Below are some records; give them all again exactly, but not the pictures.

→ DATA IN THIS EXERCISE
= = =

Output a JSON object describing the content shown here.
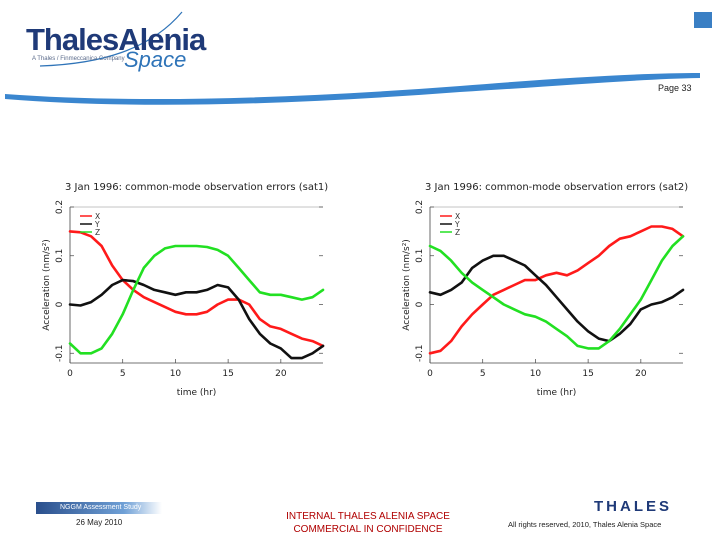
{
  "header": {
    "logo_main": "ThalesAlenia",
    "logo_sub": "A Thales / Finmeccanica Company",
    "logo_space": "Space",
    "page_number": "Page 33"
  },
  "footer": {
    "study": "NGGM Assessment Study",
    "date": "26 May 2010",
    "internal_line1": "INTERNAL THALES ALENIA SPACE",
    "internal_line2": "COMMERCIAL IN CONFIDENCE",
    "brand": "THALES",
    "rights": "All rights reserved, 2010, Thales Alenia Space"
  },
  "colors": {
    "x": "#ff1a1a",
    "y": "#111111",
    "z": "#22e022",
    "brand": "#1f3a78"
  },
  "chart_data": [
    {
      "type": "line",
      "title": "3 Jan 1996: common-mode observation errors (sat1)",
      "xlabel": "time (hr)",
      "ylabel": "Acceleration (nm/s²)",
      "xlim": [
        0,
        24
      ],
      "ylim": [
        -0.12,
        0.2
      ],
      "xticks": [
        0,
        5,
        10,
        15,
        20
      ],
      "yticks": [
        -0.1,
        0,
        0.1,
        0.2
      ],
      "legend_position": "top-left",
      "series": [
        {
          "name": "X",
          "color": "#ff1a1a",
          "x": [
            0,
            1,
            2,
            3,
            4,
            5,
            6,
            7,
            8,
            9,
            10,
            11,
            12,
            13,
            14,
            15,
            16,
            17,
            18,
            19,
            20,
            21,
            22,
            23,
            24
          ],
          "y": [
            0.15,
            0.148,
            0.14,
            0.12,
            0.08,
            0.05,
            0.03,
            0.015,
            0.005,
            -0.005,
            -0.015,
            -0.02,
            -0.02,
            -0.015,
            0,
            0.01,
            0.01,
            0.0,
            -0.03,
            -0.045,
            -0.05,
            -0.06,
            -0.07,
            -0.075,
            -0.085
          ]
        },
        {
          "name": "Y",
          "color": "#111111",
          "x": [
            0,
            1,
            2,
            3,
            4,
            5,
            6,
            7,
            8,
            9,
            10,
            11,
            12,
            13,
            14,
            15,
            16,
            17,
            18,
            19,
            20,
            21,
            22,
            23,
            24
          ],
          "y": [
            0.0,
            -0.002,
            0.005,
            0.02,
            0.04,
            0.05,
            0.048,
            0.04,
            0.03,
            0.025,
            0.02,
            0.025,
            0.025,
            0.03,
            0.04,
            0.035,
            0.01,
            -0.03,
            -0.06,
            -0.08,
            -0.09,
            -0.11,
            -0.11,
            -0.1,
            -0.085
          ]
        },
        {
          "name": "Z",
          "color": "#22e022",
          "x": [
            0,
            1,
            2,
            3,
            4,
            5,
            6,
            7,
            8,
            9,
            10,
            11,
            12,
            13,
            14,
            15,
            16,
            17,
            18,
            19,
            20,
            21,
            22,
            23,
            24
          ],
          "y": [
            -0.08,
            -0.1,
            -0.1,
            -0.09,
            -0.06,
            -0.02,
            0.03,
            0.075,
            0.1,
            0.115,
            0.12,
            0.12,
            0.12,
            0.118,
            0.112,
            0.1,
            0.075,
            0.05,
            0.025,
            0.02,
            0.02,
            0.015,
            0.01,
            0.015,
            0.03
          ]
        }
      ]
    },
    {
      "type": "line",
      "title": "3 Jan 1996: common-mode observation errors (sat2)",
      "xlabel": "time (hr)",
      "ylabel": "Acceleration (nm/s²)",
      "xlim": [
        0,
        24
      ],
      "ylim": [
        -0.12,
        0.2
      ],
      "xticks": [
        0,
        5,
        10,
        15,
        20
      ],
      "yticks": [
        -0.1,
        0,
        0.1,
        0.2
      ],
      "legend_position": "top-left",
      "series": [
        {
          "name": "X",
          "color": "#ff1a1a",
          "x": [
            0,
            1,
            2,
            3,
            4,
            5,
            6,
            7,
            8,
            9,
            10,
            11,
            12,
            13,
            14,
            15,
            16,
            17,
            18,
            19,
            20,
            21,
            22,
            23,
            24
          ],
          "y": [
            -0.1,
            -0.095,
            -0.075,
            -0.045,
            -0.02,
            0.0,
            0.02,
            0.03,
            0.04,
            0.05,
            0.05,
            0.06,
            0.065,
            0.06,
            0.07,
            0.085,
            0.1,
            0.12,
            0.135,
            0.14,
            0.15,
            0.16,
            0.16,
            0.155,
            0.14
          ]
        },
        {
          "name": "Y",
          "color": "#111111",
          "x": [
            0,
            1,
            2,
            3,
            4,
            5,
            6,
            7,
            8,
            9,
            10,
            11,
            12,
            13,
            14,
            15,
            16,
            17,
            18,
            19,
            20,
            21,
            22,
            23,
            24
          ],
          "y": [
            0.025,
            0.02,
            0.03,
            0.045,
            0.075,
            0.09,
            0.1,
            0.1,
            0.09,
            0.08,
            0.06,
            0.04,
            0.015,
            -0.01,
            -0.035,
            -0.055,
            -0.07,
            -0.075,
            -0.06,
            -0.04,
            -0.01,
            0.0,
            0.005,
            0.015,
            0.03
          ]
        },
        {
          "name": "Z",
          "color": "#22e022",
          "x": [
            0,
            1,
            2,
            3,
            4,
            5,
            6,
            7,
            8,
            9,
            10,
            11,
            12,
            13,
            14,
            15,
            16,
            17,
            18,
            19,
            20,
            21,
            22,
            23,
            24
          ],
          "y": [
            0.12,
            0.11,
            0.09,
            0.065,
            0.045,
            0.03,
            0.015,
            0.0,
            -0.01,
            -0.02,
            -0.025,
            -0.035,
            -0.05,
            -0.065,
            -0.085,
            -0.09,
            -0.09,
            -0.075,
            -0.05,
            -0.02,
            0.01,
            0.05,
            0.09,
            0.12,
            0.14
          ]
        }
      ]
    }
  ]
}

= = =

→ THE RESULT
Output a JSON object describing the content shown here.
{
  "header": {
    "logo_main": "ThalesAlenia",
    "logo_sub": "A Thales / Finmeccanica Company",
    "logo_space": "Space",
    "page_number": "Page 33"
  },
  "footer": {
    "study": "NGGM Assessment Study",
    "date": "26 May 2010",
    "internal_line1": "INTERNAL THALES ALENIA SPACE",
    "internal_line2": "COMMERCIAL IN CONFIDENCE",
    "brand": "THALES",
    "rights": "All rights reserved, 2010, Thales Alenia Space"
  },
  "colors": {
    "x": "#ff1a1a",
    "y": "#111111",
    "z": "#22e022",
    "brand": "#1f3a78"
  },
  "chart_data": [
    {
      "type": "line",
      "title": "3 Jan 1996: common-mode observation errors (sat1)",
      "xlabel": "time (hr)",
      "ylabel": "Acceleration (nm/s²)",
      "xlim": [
        0,
        24
      ],
      "ylim": [
        -0.12,
        0.2
      ],
      "xticks": [
        0,
        5,
        10,
        15,
        20
      ],
      "yticks": [
        -0.1,
        0,
        0.1,
        0.2
      ],
      "legend_position": "top-left",
      "series": [
        {
          "name": "X",
          "color": "#ff1a1a",
          "x": [
            0,
            1,
            2,
            3,
            4,
            5,
            6,
            7,
            8,
            9,
            10,
            11,
            12,
            13,
            14,
            15,
            16,
            17,
            18,
            19,
            20,
            21,
            22,
            23,
            24
          ],
          "y": [
            0.15,
            0.148,
            0.14,
            0.12,
            0.08,
            0.05,
            0.03,
            0.015,
            0.005,
            -0.005,
            -0.015,
            -0.02,
            -0.02,
            -0.015,
            0,
            0.01,
            0.01,
            0.0,
            -0.03,
            -0.045,
            -0.05,
            -0.06,
            -0.07,
            -0.075,
            -0.085
          ]
        },
        {
          "name": "Y",
          "color": "#111111",
          "x": [
            0,
            1,
            2,
            3,
            4,
            5,
            6,
            7,
            8,
            9,
            10,
            11,
            12,
            13,
            14,
            15,
            16,
            17,
            18,
            19,
            20,
            21,
            22,
            23,
            24
          ],
          "y": [
            0.0,
            -0.002,
            0.005,
            0.02,
            0.04,
            0.05,
            0.048,
            0.04,
            0.03,
            0.025,
            0.02,
            0.025,
            0.025,
            0.03,
            0.04,
            0.035,
            0.01,
            -0.03,
            -0.06,
            -0.08,
            -0.09,
            -0.11,
            -0.11,
            -0.1,
            -0.085
          ]
        },
        {
          "name": "Z",
          "color": "#22e022",
          "x": [
            0,
            1,
            2,
            3,
            4,
            5,
            6,
            7,
            8,
            9,
            10,
            11,
            12,
            13,
            14,
            15,
            16,
            17,
            18,
            19,
            20,
            21,
            22,
            23,
            24
          ],
          "y": [
            -0.08,
            -0.1,
            -0.1,
            -0.09,
            -0.06,
            -0.02,
            0.03,
            0.075,
            0.1,
            0.115,
            0.12,
            0.12,
            0.12,
            0.118,
            0.112,
            0.1,
            0.075,
            0.05,
            0.025,
            0.02,
            0.02,
            0.015,
            0.01,
            0.015,
            0.03
          ]
        }
      ]
    },
    {
      "type": "line",
      "title": "3 Jan 1996: common-mode observation errors (sat2)",
      "xlabel": "time (hr)",
      "ylabel": "Acceleration (nm/s²)",
      "xlim": [
        0,
        24
      ],
      "ylim": [
        -0.12,
        0.2
      ],
      "xticks": [
        0,
        5,
        10,
        15,
        20
      ],
      "yticks": [
        -0.1,
        0,
        0.1,
        0.2
      ],
      "legend_position": "top-left",
      "series": [
        {
          "name": "X",
          "color": "#ff1a1a",
          "x": [
            0,
            1,
            2,
            3,
            4,
            5,
            6,
            7,
            8,
            9,
            10,
            11,
            12,
            13,
            14,
            15,
            16,
            17,
            18,
            19,
            20,
            21,
            22,
            23,
            24
          ],
          "y": [
            -0.1,
            -0.095,
            -0.075,
            -0.045,
            -0.02,
            0.0,
            0.02,
            0.03,
            0.04,
            0.05,
            0.05,
            0.06,
            0.065,
            0.06,
            0.07,
            0.085,
            0.1,
            0.12,
            0.135,
            0.14,
            0.15,
            0.16,
            0.16,
            0.155,
            0.14
          ]
        },
        {
          "name": "Y",
          "color": "#111111",
          "x": [
            0,
            1,
            2,
            3,
            4,
            5,
            6,
            7,
            8,
            9,
            10,
            11,
            12,
            13,
            14,
            15,
            16,
            17,
            18,
            19,
            20,
            21,
            22,
            23,
            24
          ],
          "y": [
            0.025,
            0.02,
            0.03,
            0.045,
            0.075,
            0.09,
            0.1,
            0.1,
            0.09,
            0.08,
            0.06,
            0.04,
            0.015,
            -0.01,
            -0.035,
            -0.055,
            -0.07,
            -0.075,
            -0.06,
            -0.04,
            -0.01,
            0.0,
            0.005,
            0.015,
            0.03
          ]
        },
        {
          "name": "Z",
          "color": "#22e022",
          "x": [
            0,
            1,
            2,
            3,
            4,
            5,
            6,
            7,
            8,
            9,
            10,
            11,
            12,
            13,
            14,
            15,
            16,
            17,
            18,
            19,
            20,
            21,
            22,
            23,
            24
          ],
          "y": [
            0.12,
            0.11,
            0.09,
            0.065,
            0.045,
            0.03,
            0.015,
            0.0,
            -0.01,
            -0.02,
            -0.025,
            -0.035,
            -0.05,
            -0.065,
            -0.085,
            -0.09,
            -0.09,
            -0.075,
            -0.05,
            -0.02,
            0.01,
            0.05,
            0.09,
            0.12,
            0.14
          ]
        }
      ]
    }
  ]
}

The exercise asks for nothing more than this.